▶ Short exercise:
Read the listing and extract each line that includes the word "University".

Collection entries
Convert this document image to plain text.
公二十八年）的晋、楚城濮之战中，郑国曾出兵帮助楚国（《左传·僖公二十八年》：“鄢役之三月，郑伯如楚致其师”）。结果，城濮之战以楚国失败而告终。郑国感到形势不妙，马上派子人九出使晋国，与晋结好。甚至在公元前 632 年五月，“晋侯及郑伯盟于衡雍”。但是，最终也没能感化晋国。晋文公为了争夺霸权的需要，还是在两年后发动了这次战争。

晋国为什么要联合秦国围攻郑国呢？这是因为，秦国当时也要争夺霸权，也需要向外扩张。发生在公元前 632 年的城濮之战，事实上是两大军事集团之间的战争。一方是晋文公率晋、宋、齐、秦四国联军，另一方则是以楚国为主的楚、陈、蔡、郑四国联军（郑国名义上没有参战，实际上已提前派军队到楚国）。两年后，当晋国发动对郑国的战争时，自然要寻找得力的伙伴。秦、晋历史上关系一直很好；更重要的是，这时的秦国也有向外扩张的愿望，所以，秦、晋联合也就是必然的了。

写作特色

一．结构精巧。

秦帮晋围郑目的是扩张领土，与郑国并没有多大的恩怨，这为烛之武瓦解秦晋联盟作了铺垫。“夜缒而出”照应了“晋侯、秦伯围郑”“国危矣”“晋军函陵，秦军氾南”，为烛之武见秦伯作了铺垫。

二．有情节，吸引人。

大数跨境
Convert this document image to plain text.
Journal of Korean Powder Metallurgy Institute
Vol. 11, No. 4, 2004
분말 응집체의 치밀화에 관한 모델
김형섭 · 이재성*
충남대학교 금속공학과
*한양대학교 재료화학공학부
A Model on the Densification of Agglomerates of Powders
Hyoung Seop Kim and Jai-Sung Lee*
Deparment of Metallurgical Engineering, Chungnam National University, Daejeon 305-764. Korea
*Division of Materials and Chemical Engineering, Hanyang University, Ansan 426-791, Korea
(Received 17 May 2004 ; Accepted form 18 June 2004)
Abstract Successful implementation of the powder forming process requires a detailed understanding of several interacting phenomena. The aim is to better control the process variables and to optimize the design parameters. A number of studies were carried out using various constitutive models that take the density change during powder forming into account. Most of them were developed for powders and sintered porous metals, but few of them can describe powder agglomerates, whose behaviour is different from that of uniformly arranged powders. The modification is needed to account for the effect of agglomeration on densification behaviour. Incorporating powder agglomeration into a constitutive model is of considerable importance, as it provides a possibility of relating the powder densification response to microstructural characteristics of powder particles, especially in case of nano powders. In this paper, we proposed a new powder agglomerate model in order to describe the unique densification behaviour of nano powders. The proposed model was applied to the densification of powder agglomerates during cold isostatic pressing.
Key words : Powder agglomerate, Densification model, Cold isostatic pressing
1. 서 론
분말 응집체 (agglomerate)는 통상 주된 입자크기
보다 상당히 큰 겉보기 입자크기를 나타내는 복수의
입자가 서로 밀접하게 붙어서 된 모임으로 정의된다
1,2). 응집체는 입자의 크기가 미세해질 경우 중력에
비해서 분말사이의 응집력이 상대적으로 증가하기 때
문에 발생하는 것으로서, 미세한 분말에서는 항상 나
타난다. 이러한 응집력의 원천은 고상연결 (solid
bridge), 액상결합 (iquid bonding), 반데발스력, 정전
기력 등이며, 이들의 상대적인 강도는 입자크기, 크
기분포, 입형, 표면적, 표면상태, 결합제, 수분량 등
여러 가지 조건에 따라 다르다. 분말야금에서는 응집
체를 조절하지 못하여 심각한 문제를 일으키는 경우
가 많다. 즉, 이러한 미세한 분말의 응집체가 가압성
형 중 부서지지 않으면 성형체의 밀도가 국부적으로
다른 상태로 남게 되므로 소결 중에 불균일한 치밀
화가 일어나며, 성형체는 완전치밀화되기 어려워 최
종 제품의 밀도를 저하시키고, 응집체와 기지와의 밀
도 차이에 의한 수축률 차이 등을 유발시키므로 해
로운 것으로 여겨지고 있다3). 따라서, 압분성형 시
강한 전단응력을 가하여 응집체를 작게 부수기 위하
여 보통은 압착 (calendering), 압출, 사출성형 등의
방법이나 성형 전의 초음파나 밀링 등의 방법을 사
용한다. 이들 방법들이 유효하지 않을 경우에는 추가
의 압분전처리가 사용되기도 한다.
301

▶ Written solution:
Deparment of Metallurgical Engineering, Chungnam National University, Daejeon 305-764. Korea
*Division of Materials and Chemical Engineering, Hanyang University, Ansan 426-791, Korea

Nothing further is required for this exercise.